WRITTEN REQUEST: Reproduce every line of the listing below verbatim, omitting the pictures.
[start DATA FOR THE TASK]
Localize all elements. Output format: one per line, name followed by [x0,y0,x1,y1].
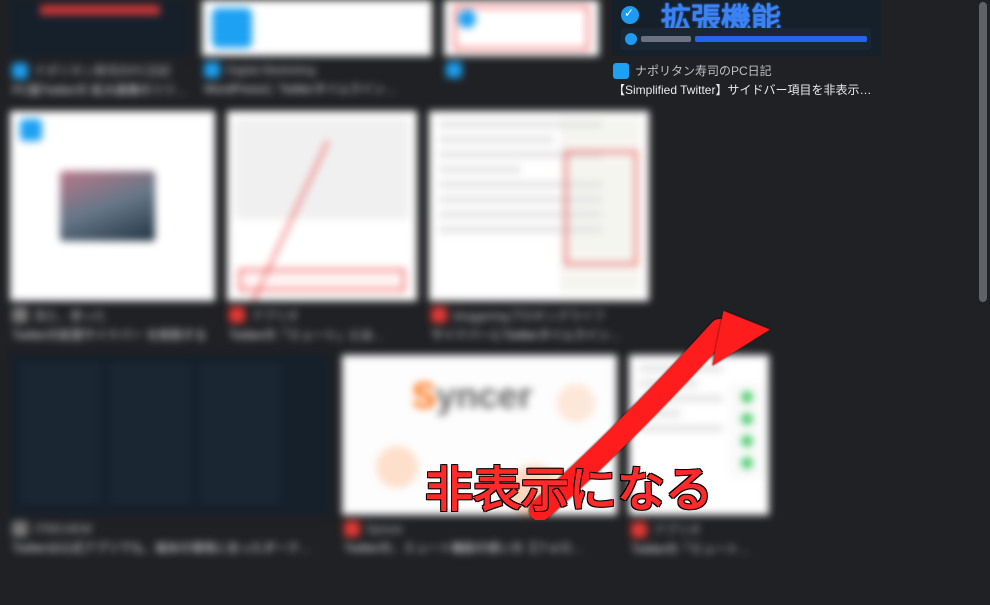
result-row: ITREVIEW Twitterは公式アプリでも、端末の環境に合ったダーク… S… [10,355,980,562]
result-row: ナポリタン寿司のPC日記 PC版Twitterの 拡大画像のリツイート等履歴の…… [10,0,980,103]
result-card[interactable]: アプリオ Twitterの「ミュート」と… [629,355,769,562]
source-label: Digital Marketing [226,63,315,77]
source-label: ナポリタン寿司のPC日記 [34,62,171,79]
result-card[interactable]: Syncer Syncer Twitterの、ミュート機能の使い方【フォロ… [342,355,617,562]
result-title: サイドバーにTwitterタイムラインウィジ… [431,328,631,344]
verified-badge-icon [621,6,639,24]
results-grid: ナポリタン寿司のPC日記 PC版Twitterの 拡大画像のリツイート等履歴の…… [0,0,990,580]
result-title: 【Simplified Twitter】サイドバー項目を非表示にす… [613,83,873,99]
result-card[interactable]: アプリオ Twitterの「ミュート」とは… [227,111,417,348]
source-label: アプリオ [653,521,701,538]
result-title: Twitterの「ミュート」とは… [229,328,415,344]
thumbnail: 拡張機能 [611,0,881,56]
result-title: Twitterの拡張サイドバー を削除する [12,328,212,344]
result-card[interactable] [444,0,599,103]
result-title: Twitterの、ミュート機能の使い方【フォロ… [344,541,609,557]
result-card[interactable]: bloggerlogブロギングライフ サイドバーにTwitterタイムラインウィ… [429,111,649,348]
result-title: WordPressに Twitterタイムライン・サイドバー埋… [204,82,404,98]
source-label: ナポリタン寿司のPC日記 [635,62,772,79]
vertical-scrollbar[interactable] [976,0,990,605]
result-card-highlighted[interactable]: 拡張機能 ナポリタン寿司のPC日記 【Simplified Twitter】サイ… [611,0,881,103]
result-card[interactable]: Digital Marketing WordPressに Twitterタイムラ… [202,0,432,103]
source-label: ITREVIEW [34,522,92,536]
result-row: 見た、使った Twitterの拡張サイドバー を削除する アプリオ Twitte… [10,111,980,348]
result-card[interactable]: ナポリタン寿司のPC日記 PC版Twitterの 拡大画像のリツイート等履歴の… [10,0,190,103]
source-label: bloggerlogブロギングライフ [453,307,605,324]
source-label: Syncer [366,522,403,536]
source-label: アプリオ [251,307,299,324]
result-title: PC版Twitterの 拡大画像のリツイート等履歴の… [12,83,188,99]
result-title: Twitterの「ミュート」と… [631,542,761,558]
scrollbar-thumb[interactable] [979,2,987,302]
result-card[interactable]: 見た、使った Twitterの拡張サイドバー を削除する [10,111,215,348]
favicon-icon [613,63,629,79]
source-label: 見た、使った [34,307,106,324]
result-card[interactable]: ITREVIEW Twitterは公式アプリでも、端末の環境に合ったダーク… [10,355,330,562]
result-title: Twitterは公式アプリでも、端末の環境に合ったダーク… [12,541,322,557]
[end DATA FOR THE TASK]
ANSWER:
Localize all elements. Output format: one per line, name followed by [x0,y0,x1,y1].
result-row: ITREVIEW Twitterは公式アプリでも、端末の環境に合ったダーク… S… [10,355,980,562]
result-row: ナポリタン寿司のPC日記 PC版Twitterの 拡大画像のリツイート等履歴の…… [10,0,980,103]
result-card[interactable]: アプリオ Twitterの「ミュート」と… [629,355,769,562]
source-label: Digital Marketing [226,63,315,77]
source-label: ナポリタン寿司のPC日記 [34,62,171,79]
result-card[interactable]: Syncer Syncer Twitterの、ミュート機能の使い方【フォロ… [342,355,617,562]
result-title: サイドバーにTwitterタイムラインウィジ… [431,328,631,344]
verified-badge-icon [621,6,639,24]
results-grid: ナポリタン寿司のPC日記 PC版Twitterの 拡大画像のリツイート等履歴の…… [0,0,990,580]
result-title: 【Simplified Twitter】サイドバー項目を非表示にす… [613,83,873,99]
result-card[interactable]: アプリオ Twitterの「ミュート」とは… [227,111,417,348]
source-label: アプリオ [653,521,701,538]
result-title: Twitterの「ミュート」とは… [229,328,415,344]
thumbnail: 拡張機能 [611,0,881,56]
result-title: Twitterの拡張サイドバー を削除する [12,328,212,344]
result-card[interactable] [444,0,599,103]
result-title: Twitterの、ミュート機能の使い方【フォロ… [344,541,609,557]
result-card[interactable]: bloggerlogブロギングライフ サイドバーにTwitterタイムラインウィ… [429,111,649,348]
result-title: WordPressに Twitterタイムライン・サイドバー埋… [204,82,404,98]
source-label: ナポリタン寿司のPC日記 [635,62,772,79]
vertical-scrollbar[interactable] [976,0,990,605]
result-card-highlighted[interactable]: 拡張機能 ナポリタン寿司のPC日記 【Simplified Twitter】サイ… [611,0,881,103]
result-card[interactable]: Digital Marketing WordPressに Twitterタイムラ… [202,0,432,103]
source-label: ITREVIEW [34,522,92,536]
result-row: 見た、使った Twitterの拡張サイドバー を削除する アプリオ Twitte… [10,111,980,348]
result-card[interactable]: ナポリタン寿司のPC日記 PC版Twitterの 拡大画像のリツイート等履歴の… [10,0,190,103]
source-label: bloggerlogブロギングライフ [453,307,605,324]
source-label: Syncer [366,522,403,536]
source-label: アプリオ [251,307,299,324]
result-title: PC版Twitterの 拡大画像のリツイート等履歴の… [12,83,188,99]
result-title: Twitterの「ミュート」と… [631,542,761,558]
scrollbar-thumb[interactable] [979,2,987,302]
result-card[interactable]: 見た、使った Twitterの拡張サイドバー を削除する [10,111,215,348]
favicon-icon [613,63,629,79]
source-label: 見た、使った [34,307,106,324]
result-card[interactable]: ITREVIEW Twitterは公式アプリでも、端末の環境に合ったダーク… [10,355,330,562]
result-title: Twitterは公式アプリでも、端末の環境に合ったダーク… [12,541,322,557]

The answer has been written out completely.